- PROVIDED RECORDS
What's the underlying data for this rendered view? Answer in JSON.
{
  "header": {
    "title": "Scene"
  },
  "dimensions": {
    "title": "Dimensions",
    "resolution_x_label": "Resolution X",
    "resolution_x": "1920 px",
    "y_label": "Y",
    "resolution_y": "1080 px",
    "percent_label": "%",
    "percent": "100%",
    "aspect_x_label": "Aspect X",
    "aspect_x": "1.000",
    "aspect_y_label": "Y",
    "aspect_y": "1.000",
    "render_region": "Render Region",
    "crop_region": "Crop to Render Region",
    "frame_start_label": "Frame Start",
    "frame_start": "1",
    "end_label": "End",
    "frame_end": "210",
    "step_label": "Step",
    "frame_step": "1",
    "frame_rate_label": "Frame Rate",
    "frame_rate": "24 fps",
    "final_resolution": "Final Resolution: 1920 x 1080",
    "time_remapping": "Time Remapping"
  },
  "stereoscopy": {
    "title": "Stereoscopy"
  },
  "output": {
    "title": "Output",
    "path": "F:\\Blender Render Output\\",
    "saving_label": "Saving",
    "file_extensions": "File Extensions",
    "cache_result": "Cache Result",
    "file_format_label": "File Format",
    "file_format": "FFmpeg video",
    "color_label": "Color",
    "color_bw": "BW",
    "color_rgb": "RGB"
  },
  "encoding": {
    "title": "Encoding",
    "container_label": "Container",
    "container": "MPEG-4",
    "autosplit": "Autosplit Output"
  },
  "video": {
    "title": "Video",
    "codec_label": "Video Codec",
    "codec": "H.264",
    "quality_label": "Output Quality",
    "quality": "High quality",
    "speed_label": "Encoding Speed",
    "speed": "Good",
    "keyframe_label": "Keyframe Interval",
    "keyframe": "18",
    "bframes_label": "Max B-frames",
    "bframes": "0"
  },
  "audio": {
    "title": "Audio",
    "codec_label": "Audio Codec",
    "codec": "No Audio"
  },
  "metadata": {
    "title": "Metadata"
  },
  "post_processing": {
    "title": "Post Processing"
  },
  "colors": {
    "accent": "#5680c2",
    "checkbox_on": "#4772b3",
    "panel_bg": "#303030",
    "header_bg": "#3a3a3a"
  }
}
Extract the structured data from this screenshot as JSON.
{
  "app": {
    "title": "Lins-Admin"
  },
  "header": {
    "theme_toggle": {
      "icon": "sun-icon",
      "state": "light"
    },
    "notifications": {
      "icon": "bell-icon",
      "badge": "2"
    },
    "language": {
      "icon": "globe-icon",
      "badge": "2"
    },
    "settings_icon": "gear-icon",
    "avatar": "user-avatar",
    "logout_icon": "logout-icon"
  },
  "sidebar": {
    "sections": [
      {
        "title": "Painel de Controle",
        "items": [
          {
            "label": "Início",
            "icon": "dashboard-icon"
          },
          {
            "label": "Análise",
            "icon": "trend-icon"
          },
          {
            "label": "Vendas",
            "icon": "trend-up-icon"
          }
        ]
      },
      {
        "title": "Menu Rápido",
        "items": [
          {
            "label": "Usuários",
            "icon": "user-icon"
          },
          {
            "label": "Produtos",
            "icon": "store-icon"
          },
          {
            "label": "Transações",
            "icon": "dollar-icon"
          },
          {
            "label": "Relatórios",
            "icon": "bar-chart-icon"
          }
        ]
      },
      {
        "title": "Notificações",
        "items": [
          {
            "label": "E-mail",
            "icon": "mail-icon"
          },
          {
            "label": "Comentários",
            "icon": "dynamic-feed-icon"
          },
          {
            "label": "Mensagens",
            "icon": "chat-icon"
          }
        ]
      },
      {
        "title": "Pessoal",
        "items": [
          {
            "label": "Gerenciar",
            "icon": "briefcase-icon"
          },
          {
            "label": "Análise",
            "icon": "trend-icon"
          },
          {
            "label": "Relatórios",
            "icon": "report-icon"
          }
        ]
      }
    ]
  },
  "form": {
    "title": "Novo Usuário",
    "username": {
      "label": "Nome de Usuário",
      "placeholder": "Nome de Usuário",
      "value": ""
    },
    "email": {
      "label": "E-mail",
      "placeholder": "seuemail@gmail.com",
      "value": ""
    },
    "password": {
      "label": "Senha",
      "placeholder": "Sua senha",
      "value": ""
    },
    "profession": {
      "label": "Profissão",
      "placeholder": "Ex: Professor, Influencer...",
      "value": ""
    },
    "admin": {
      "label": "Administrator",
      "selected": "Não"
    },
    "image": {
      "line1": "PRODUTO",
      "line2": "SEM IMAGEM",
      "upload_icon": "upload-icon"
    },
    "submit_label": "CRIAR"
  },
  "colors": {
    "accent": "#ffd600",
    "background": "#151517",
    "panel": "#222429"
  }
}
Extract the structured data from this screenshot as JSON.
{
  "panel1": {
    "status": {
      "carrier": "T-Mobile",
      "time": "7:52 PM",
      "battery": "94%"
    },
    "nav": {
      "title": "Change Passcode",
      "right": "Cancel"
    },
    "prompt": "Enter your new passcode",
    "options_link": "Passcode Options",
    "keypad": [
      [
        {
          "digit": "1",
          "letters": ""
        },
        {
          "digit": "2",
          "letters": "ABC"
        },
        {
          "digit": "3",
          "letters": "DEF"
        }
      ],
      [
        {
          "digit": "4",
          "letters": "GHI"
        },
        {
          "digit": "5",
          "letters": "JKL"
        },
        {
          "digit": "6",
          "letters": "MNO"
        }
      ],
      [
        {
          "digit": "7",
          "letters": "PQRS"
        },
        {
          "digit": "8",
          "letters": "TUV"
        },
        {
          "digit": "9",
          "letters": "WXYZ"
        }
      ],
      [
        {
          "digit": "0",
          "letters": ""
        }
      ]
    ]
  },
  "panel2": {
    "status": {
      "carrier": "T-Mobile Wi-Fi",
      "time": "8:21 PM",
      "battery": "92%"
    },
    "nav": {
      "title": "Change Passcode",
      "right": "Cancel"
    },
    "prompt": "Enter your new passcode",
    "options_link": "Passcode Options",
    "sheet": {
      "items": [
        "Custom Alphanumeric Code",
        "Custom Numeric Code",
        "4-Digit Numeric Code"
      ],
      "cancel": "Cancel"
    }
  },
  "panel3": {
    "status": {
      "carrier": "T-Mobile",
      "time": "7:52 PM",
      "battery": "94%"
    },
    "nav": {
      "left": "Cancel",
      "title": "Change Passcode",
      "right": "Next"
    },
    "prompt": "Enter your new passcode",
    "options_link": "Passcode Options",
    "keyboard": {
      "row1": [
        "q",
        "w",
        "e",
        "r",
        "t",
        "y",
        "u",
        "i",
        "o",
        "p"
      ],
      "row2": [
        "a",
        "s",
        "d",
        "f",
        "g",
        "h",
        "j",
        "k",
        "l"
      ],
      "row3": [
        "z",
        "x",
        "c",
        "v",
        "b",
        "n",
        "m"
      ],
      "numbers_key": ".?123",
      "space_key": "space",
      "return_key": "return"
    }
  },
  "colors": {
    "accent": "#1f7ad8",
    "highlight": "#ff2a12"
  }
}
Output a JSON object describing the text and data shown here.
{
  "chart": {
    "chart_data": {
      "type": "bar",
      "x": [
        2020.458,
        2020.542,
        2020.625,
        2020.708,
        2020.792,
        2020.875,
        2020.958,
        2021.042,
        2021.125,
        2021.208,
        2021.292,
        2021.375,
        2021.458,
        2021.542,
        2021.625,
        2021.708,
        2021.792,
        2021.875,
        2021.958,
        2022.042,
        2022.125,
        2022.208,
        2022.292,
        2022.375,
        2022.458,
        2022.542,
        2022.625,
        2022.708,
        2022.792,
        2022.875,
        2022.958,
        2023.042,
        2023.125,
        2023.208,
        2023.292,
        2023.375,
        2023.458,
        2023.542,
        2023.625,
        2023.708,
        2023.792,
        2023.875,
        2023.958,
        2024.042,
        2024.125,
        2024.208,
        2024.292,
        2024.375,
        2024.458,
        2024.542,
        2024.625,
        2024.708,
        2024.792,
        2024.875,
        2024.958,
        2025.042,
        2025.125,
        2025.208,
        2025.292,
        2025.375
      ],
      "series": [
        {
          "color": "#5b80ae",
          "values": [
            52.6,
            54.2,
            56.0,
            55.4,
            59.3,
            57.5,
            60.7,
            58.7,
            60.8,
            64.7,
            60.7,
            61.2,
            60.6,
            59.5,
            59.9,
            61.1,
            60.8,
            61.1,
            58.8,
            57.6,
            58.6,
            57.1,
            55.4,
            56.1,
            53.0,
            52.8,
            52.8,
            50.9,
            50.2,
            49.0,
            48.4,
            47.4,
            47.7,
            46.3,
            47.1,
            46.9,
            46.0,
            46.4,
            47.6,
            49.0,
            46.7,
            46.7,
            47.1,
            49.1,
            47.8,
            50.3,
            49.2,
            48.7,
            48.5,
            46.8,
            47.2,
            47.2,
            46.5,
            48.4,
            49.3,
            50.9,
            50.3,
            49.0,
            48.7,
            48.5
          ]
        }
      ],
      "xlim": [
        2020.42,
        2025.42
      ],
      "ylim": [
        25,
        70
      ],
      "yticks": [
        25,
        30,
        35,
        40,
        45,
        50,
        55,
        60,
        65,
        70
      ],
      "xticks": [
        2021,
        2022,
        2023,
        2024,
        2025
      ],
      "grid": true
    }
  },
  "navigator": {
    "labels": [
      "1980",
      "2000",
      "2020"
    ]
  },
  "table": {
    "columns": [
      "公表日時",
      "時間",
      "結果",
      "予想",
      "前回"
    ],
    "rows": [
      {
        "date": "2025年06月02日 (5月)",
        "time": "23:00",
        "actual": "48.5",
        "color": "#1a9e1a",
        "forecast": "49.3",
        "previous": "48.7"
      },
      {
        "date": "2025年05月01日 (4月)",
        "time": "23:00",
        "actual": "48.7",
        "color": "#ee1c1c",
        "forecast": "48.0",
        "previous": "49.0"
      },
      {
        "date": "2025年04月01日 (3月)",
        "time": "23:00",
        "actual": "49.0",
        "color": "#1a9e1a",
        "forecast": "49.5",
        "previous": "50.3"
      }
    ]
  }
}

- GOAL
Where a line holds the string "letters", copy that line.

- SOLVED EXERCISE
          "letters": ""
          "letters": "ABC"
          "letters": "DEF"
          "letters": "GHI"
          "letters": "JKL"
          "letters": "MNO"
          "letters": "PQRS"
          "letters": "TUV"
          "letters": "WXYZ"
          "letters": ""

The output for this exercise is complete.